§ **Task requirements**
Could you reproduce the data from its first line through the line containing "quick-replies: Returns How", switching every "Virtual Advisor" to "Virtual Assistant" and leaving everything else unchanged? Return only that stretch of lines.

---+---

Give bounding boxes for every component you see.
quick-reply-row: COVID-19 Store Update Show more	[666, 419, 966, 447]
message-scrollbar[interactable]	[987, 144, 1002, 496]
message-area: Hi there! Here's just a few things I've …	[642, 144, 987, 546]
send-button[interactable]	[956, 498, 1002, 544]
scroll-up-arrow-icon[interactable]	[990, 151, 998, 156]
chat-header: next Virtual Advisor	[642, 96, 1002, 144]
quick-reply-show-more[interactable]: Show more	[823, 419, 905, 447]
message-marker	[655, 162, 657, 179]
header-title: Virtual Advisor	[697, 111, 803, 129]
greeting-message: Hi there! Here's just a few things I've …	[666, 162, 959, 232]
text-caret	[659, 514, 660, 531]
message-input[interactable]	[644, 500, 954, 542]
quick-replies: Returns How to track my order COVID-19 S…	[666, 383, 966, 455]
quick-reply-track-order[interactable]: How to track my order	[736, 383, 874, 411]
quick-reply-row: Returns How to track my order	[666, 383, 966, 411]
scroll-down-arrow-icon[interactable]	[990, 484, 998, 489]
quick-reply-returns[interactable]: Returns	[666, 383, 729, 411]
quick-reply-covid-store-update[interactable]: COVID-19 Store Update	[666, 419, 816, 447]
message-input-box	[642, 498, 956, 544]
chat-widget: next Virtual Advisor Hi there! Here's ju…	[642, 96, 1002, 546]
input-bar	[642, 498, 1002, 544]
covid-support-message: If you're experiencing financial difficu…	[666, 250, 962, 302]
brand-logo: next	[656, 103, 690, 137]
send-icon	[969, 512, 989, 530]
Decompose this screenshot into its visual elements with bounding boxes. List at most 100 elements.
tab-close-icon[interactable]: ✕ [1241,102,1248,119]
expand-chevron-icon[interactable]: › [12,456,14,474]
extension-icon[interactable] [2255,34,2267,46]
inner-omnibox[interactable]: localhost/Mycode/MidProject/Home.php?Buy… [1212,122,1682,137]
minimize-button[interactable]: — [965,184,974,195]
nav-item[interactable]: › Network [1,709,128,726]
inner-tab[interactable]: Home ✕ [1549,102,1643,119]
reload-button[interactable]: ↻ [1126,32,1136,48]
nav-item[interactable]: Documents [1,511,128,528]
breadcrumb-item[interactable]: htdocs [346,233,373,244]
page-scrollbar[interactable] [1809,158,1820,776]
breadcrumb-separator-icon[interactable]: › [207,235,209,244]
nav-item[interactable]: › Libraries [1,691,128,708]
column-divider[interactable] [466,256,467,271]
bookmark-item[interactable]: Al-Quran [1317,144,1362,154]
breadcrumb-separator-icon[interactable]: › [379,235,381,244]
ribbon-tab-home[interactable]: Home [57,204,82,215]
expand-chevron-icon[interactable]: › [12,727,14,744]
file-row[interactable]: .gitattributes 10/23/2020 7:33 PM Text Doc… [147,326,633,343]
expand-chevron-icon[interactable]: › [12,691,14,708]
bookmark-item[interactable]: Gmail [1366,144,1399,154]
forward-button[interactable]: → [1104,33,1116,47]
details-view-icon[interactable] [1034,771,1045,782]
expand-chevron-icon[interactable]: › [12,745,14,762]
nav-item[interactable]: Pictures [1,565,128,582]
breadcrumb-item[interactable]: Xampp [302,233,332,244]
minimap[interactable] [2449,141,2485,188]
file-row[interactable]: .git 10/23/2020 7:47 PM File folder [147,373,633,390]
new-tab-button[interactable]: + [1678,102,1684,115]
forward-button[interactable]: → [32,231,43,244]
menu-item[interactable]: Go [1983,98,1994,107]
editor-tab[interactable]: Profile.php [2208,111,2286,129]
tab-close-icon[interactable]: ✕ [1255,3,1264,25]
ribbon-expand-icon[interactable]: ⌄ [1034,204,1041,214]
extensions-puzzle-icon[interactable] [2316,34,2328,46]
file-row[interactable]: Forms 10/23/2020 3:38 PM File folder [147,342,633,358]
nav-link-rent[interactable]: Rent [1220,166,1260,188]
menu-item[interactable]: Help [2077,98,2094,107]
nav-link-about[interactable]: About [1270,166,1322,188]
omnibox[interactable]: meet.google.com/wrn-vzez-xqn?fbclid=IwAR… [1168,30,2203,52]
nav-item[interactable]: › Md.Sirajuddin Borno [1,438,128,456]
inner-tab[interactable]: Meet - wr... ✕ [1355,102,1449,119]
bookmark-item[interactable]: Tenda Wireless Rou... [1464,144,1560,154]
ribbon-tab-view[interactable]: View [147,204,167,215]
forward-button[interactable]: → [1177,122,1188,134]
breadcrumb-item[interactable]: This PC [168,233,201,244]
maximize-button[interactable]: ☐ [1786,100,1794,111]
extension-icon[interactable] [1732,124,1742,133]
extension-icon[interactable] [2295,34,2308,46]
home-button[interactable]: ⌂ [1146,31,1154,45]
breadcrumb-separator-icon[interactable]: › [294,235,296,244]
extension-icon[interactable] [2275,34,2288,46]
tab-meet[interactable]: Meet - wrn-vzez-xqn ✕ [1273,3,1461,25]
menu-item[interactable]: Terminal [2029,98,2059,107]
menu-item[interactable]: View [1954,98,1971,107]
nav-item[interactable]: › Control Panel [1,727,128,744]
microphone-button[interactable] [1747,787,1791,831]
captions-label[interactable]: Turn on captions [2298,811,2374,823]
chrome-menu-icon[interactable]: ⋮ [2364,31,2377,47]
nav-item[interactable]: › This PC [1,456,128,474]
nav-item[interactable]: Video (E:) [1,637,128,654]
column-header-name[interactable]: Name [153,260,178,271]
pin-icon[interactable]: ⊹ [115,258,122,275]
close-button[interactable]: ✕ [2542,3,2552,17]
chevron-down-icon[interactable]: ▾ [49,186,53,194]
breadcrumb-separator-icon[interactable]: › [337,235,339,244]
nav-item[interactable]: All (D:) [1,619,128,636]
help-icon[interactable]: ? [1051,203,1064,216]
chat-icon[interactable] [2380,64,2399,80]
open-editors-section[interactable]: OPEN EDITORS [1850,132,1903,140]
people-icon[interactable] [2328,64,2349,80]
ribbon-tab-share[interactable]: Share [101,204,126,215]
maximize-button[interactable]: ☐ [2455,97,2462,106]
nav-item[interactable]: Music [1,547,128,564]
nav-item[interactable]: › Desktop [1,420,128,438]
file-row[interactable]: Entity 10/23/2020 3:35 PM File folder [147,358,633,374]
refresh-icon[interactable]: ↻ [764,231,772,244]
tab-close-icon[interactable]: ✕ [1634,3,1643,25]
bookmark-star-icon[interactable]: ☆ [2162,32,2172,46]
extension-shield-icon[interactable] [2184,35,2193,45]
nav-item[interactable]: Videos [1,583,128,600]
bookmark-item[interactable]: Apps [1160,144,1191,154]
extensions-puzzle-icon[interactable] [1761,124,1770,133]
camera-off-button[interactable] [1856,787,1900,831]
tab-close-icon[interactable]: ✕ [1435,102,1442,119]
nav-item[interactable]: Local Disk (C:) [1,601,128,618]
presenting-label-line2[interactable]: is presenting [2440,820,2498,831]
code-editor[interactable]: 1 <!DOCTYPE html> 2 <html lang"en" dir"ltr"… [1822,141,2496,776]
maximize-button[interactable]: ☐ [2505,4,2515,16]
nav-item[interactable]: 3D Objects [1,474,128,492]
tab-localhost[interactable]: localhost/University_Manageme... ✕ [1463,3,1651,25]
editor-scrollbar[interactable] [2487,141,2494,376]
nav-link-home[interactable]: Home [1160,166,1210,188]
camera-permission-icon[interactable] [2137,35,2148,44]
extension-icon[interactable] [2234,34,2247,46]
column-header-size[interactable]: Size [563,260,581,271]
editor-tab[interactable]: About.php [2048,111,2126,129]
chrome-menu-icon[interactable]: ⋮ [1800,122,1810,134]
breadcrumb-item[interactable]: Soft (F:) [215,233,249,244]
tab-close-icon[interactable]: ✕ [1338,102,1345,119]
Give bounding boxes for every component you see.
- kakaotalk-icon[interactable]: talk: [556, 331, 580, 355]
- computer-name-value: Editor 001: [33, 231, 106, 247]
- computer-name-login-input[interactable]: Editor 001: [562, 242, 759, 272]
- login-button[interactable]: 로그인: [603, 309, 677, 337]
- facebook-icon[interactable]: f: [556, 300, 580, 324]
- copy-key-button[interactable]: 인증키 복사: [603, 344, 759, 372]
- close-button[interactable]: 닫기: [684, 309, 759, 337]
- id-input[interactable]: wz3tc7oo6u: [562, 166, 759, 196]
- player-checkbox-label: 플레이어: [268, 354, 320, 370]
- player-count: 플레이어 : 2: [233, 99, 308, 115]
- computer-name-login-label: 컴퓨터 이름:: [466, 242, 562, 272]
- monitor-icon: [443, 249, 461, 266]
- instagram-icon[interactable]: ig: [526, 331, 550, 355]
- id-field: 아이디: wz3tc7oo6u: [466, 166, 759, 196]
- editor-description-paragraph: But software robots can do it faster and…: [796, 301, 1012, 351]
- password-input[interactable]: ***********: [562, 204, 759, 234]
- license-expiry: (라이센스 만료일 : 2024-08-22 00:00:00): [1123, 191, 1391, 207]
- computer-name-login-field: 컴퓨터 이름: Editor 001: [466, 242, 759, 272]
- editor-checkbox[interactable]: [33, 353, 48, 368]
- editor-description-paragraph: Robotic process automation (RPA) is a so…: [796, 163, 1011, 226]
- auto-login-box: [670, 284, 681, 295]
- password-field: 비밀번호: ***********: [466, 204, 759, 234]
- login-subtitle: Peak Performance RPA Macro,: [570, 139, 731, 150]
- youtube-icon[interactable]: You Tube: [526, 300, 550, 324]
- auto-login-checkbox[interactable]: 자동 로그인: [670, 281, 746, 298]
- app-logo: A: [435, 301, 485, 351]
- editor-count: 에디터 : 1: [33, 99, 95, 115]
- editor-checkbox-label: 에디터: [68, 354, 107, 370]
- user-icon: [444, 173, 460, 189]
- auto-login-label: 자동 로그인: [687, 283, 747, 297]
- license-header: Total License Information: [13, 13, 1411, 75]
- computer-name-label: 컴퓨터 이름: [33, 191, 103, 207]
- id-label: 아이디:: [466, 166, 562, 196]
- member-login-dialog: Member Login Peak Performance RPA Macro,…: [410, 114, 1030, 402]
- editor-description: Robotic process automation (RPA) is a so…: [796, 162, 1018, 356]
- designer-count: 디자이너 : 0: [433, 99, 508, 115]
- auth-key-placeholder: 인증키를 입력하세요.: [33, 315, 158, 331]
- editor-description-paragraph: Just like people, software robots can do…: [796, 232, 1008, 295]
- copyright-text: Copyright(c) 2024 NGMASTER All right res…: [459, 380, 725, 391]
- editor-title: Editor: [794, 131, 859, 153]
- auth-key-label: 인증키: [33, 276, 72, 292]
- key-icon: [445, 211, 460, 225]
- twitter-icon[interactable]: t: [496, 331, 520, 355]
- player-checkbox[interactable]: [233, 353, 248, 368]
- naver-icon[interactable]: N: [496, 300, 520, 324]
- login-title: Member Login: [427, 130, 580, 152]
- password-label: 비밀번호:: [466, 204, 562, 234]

---+---

§ **In response**
Give bounding boxes for every component you see.
quick-reply-row: COVID-19 Store Update Show more	[666, 419, 966, 447]
message-scrollbar[interactable]	[987, 144, 1002, 496]
message-area: Hi there! Here's just a few things I've …	[642, 144, 987, 546]
send-button[interactable]	[956, 498, 1002, 544]
scroll-up-arrow-icon[interactable]	[990, 151, 998, 156]
chat-header: next Virtual Assistant	[642, 96, 1002, 144]
quick-reply-show-more[interactable]: Show more	[823, 419, 905, 447]
message-marker	[655, 162, 657, 179]
header-title: Virtual Assistant	[697, 111, 803, 129]
greeting-message: Hi there! Here's just a few things I've …	[666, 162, 959, 232]
text-caret	[659, 514, 660, 531]
message-input[interactable]	[644, 500, 954, 542]
quick-replies: Returns How to track my order COVID-19 S…	[666, 383, 966, 455]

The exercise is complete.